> DIRECTIVE
Below are the records; pull every line that includes "color".

Chart and figure data
§

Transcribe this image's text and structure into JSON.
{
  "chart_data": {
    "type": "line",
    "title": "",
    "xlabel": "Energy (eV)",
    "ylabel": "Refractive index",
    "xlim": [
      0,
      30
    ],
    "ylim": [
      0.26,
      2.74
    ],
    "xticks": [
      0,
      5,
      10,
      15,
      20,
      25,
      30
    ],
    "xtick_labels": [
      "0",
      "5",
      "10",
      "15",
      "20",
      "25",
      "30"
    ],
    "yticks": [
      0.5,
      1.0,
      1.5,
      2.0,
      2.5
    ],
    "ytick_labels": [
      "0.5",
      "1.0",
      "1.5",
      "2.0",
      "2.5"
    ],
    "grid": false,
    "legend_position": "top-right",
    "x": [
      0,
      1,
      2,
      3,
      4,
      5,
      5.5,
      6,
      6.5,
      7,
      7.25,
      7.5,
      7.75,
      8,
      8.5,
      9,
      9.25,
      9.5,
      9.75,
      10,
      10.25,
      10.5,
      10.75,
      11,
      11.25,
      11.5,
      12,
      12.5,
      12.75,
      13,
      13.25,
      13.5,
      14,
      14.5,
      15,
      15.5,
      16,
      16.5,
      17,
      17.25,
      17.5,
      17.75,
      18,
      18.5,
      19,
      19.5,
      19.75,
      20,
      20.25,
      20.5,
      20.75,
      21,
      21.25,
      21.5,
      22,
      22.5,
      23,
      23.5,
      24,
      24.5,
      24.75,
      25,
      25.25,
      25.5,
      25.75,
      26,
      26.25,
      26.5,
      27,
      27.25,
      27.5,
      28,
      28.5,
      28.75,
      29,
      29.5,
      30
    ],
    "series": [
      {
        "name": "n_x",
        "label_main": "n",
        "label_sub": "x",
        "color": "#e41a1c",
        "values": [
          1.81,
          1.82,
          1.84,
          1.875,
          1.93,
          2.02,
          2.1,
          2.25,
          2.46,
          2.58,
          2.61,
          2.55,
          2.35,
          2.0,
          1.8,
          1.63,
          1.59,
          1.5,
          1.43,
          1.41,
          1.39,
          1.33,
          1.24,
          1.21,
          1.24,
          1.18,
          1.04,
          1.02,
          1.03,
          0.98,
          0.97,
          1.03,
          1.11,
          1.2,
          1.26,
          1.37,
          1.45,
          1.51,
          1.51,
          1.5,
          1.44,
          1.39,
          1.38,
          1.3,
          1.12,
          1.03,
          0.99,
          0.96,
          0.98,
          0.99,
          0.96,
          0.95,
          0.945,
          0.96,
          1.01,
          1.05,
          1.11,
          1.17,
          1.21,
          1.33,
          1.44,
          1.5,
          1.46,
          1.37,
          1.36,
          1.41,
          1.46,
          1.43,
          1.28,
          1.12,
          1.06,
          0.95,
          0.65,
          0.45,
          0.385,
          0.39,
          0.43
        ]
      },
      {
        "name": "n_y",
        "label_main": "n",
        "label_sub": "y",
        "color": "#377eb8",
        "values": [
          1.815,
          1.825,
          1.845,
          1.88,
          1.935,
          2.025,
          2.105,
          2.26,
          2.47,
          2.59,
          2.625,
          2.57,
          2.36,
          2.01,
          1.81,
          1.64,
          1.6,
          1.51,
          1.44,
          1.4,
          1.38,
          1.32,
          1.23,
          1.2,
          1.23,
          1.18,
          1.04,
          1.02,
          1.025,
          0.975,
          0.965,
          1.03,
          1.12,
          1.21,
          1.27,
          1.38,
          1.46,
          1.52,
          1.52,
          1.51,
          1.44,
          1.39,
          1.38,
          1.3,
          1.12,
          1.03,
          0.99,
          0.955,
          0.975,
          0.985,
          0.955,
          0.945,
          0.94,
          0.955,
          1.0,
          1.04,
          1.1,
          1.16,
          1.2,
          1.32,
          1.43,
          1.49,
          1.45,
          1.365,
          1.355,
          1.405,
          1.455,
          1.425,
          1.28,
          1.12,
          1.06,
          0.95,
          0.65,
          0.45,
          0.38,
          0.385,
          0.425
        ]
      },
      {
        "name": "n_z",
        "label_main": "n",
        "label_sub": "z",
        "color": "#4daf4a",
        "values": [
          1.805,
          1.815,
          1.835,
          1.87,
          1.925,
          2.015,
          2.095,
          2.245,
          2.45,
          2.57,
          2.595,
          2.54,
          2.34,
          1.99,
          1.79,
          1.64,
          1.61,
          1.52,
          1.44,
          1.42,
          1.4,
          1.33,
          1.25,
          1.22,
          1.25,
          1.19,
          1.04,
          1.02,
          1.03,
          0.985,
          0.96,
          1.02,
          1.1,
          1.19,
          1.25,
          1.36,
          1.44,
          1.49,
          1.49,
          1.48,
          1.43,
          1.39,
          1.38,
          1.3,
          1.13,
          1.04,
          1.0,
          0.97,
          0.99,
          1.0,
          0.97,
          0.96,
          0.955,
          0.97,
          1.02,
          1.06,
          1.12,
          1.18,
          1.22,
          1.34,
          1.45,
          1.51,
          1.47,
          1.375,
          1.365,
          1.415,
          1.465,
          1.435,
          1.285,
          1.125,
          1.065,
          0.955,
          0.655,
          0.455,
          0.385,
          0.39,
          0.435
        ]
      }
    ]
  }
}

§

> WRITTEN ANSWER
        "color": "#e41a1c",
        "color": "#377eb8",
        "color": "#4daf4a",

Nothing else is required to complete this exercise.